EXERCISE TASK A – Print the entries from their start through the line containing "854, 1460, 924]", both ends included, reproducing each line unchanged.

This raises an interesting question.  Yeshua claims to serve the God of Abraham, Isaac and Jacob.  Peter claims that Yeshua did so.  Peter claims to serve the same God (as does Paul).  In Jewish thought, this means that these men act according to the revelation that this God gave to Moses. The chain is unbroken. They do not claim to worship the God of Abraham, Isaac and Jacob because they know His name.  Knowing what to call Him means nothing unless you do what He says.  The identification is determined by practice, not documents or doctrines. If the God of Abraham, Isaac and Jacob names you as His child, then He is your authority and you do what He says.  That’s how I know I follow Him.
But something very odd happened after the first century.  When Christianity speaks about the God of Abraham, Isaac and Jacob, it doesn’t mean following the same unbroken chain.  It claims that because of Yeshua’s death, the God of Abraham, Isaac and Jacob is not the same God who revealed Himself to Moses or to the patriarchs. Oh, the name is the same, but everything about the practice is different.  In other words, the definition of the term has changed.  Now the concept of identification through action has changed to identification through declaration.  I serve the God of Abraham, Isaac and Jacob because I say so, regardless of whether my behavior is aligned with His revelation through the prophets.  In fact, if I actually follow what the God of Abraham, Isaac and Jacob said to the patriarchs and the prophets, I am not a true believer according to Christianity. I am a legalist, an incomplete Jew, a heretic. A true believer is one who recognizes that the God of Abraham, Isaac and Jacob isn’t the old God of Abraham, Isaac and Jacob.  He is now a God that Abraham, Isaac and Jacob might not even recognize.  He is now the God of the Church.

Dataset entries:
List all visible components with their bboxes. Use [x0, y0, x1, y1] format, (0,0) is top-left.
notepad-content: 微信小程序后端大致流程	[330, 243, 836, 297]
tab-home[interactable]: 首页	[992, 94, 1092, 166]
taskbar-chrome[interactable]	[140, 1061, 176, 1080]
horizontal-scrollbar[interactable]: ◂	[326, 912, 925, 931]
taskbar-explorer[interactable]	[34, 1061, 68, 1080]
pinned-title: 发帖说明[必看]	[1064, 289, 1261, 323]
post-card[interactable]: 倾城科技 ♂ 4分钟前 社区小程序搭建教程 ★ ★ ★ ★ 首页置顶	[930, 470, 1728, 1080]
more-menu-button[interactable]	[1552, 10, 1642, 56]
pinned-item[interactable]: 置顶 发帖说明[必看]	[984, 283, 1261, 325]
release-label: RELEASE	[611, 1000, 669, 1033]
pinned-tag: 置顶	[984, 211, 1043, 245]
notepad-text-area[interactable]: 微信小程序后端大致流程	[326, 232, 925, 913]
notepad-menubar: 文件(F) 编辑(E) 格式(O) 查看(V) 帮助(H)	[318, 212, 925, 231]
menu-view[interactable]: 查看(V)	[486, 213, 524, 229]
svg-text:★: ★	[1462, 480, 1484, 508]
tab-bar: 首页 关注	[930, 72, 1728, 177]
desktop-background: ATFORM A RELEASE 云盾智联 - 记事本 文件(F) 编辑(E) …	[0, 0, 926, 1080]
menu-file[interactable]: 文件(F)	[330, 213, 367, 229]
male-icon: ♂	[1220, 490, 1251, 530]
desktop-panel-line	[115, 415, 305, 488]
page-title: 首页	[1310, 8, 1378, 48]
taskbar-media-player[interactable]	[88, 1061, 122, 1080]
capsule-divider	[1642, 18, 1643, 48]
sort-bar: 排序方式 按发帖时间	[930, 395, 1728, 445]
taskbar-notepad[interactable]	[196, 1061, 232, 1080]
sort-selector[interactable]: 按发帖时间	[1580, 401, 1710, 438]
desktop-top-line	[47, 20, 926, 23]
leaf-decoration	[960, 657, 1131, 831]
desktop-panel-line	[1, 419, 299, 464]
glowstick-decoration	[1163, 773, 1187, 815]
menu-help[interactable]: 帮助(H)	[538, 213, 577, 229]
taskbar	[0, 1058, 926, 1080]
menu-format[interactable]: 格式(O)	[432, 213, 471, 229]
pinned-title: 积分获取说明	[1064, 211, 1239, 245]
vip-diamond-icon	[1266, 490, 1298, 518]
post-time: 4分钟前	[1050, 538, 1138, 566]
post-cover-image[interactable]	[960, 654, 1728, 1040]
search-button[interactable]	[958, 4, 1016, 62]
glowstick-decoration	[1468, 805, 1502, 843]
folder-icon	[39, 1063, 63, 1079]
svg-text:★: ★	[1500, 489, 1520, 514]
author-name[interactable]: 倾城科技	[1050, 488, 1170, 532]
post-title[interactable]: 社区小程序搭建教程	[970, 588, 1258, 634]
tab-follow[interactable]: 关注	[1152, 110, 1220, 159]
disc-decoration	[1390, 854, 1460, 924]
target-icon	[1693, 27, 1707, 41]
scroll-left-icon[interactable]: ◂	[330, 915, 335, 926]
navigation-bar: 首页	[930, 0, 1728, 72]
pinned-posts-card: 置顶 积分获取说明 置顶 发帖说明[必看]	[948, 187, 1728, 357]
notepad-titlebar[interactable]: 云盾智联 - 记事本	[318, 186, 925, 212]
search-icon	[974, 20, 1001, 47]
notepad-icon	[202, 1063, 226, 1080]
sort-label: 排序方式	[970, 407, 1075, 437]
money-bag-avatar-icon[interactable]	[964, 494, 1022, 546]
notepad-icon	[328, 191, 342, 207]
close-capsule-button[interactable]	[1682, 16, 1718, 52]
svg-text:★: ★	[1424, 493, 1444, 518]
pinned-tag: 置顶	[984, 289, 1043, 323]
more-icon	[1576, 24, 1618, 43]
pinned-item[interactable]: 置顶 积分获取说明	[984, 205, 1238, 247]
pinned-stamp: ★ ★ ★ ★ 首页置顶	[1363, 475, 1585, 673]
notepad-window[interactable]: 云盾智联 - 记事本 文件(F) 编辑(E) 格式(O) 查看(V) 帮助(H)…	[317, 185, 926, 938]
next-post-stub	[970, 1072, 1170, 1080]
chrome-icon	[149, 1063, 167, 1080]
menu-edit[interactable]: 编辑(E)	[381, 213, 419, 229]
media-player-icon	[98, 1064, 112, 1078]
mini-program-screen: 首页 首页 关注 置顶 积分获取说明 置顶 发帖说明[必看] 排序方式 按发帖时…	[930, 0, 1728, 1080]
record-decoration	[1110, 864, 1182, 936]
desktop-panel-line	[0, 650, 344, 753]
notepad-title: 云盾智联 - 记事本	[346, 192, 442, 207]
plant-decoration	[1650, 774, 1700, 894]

EXERCISE TASK B – Continue the passage about whether Christianity still means the God of Abraham, Isaac and Jacob, picking up after its last sentence.

TASK RESULT A –
List all visible components with their bboxes. Use [x0, y0, x1, y1] format, (0,0) is top-left.
notepad-content: 微信小程序后端大致流程	[330, 243, 836, 297]
tab-home[interactable]: 首页	[992, 94, 1092, 166]
taskbar-chrome[interactable]	[140, 1061, 176, 1080]
horizontal-scrollbar[interactable]: ◂	[326, 912, 925, 931]
taskbar-explorer[interactable]	[34, 1061, 68, 1080]
pinned-title: 发帖说明[必看]	[1064, 289, 1261, 323]
post-card[interactable]: 倾城科技 ♂ 4分钟前 社区小程序搭建教程 ★ ★ ★ ★ 首页置顶	[930, 470, 1728, 1080]
more-menu-button[interactable]	[1552, 10, 1642, 56]
pinned-item[interactable]: 置顶 发帖说明[必看]	[984, 283, 1261, 325]
release-label: RELEASE	[611, 1000, 669, 1033]
pinned-tag: 置顶	[984, 211, 1043, 245]
notepad-text-area[interactable]: 微信小程序后端大致流程	[326, 232, 925, 913]
notepad-menubar: 文件(F) 编辑(E) 格式(O) 查看(V) 帮助(H)	[318, 212, 925, 231]
menu-view[interactable]: 查看(V)	[486, 213, 524, 229]
svg-text:★: ★	[1462, 480, 1484, 508]
tab-bar: 首页 关注	[930, 72, 1728, 177]
desktop-background: ATFORM A RELEASE 云盾智联 - 记事本 文件(F) 编辑(E) …	[0, 0, 926, 1080]
menu-file[interactable]: 文件(F)	[330, 213, 367, 229]
male-icon: ♂	[1220, 490, 1251, 530]
desktop-panel-line	[115, 415, 305, 488]
page-title: 首页	[1310, 8, 1378, 48]
taskbar-media-player[interactable]	[88, 1061, 122, 1080]
capsule-divider	[1642, 18, 1643, 48]
sort-bar: 排序方式 按发帖时间	[930, 395, 1728, 445]
taskbar-notepad[interactable]	[196, 1061, 232, 1080]
sort-selector[interactable]: 按发帖时间	[1580, 401, 1710, 438]
desktop-top-line	[47, 20, 926, 23]
leaf-decoration	[960, 657, 1131, 831]
desktop-panel-line	[1, 419, 299, 464]
glowstick-decoration	[1163, 773, 1187, 815]
menu-help[interactable]: 帮助(H)	[538, 213, 577, 229]
taskbar	[0, 1058, 926, 1080]
menu-format[interactable]: 格式(O)	[432, 213, 471, 229]
pinned-title: 积分获取说明	[1064, 211, 1239, 245]
vip-diamond-icon	[1266, 490, 1298, 518]
post-time: 4分钟前	[1050, 538, 1138, 566]
post-cover-image[interactable]	[960, 654, 1728, 1040]
search-button[interactable]	[958, 4, 1016, 62]
glowstick-decoration	[1468, 805, 1502, 843]
folder-icon	[39, 1063, 63, 1079]
svg-text:★: ★	[1500, 489, 1520, 514]
author-name[interactable]: 倾城科技	[1050, 488, 1170, 532]
post-title[interactable]: 社区小程序搭建教程	[970, 588, 1258, 634]
tab-follow[interactable]: 关注	[1152, 110, 1220, 159]
disc-decoration	[1390, 854, 1460, 924]

TASK RESULT B –
Running to the Scriptures to resolve this odd conclusion will not help much. The reason it won’t help is because the issue isn’t about the text.  It is about the paradigm that converts action into declaration.  It is about the difference between definition in behavior versus definition in statement.  The Scriptures can be made to fit either point of view.  The question really is about what the author meant by the terms he used.  So, let’s go back to Peter.  When Peter said that Yeshua is the servant of the God of Abraham, Isaac and Jacob, what do you think he meant?  Did he mean that Yeshua identified this God according to His name, or did he mean that Yeshua followed the same revelation given by this God to the patriarchs?  Was Yeshua a card-carrying member of the Church, or was He a follower of Jewish practices?  It seems rather obvious when we put it like this.  He practiced the faith of the Fathers.  So did Peter.
So when did these men change their minds and decide that they could serve the God of Abraham, Isaac and Jacob but not do what this God asked of their ancestors?  In other words, who is a true believer, the one who claims the name but ignores the actions or the one who acts according to the revelation but doesn’t claim the name of “Jesus”?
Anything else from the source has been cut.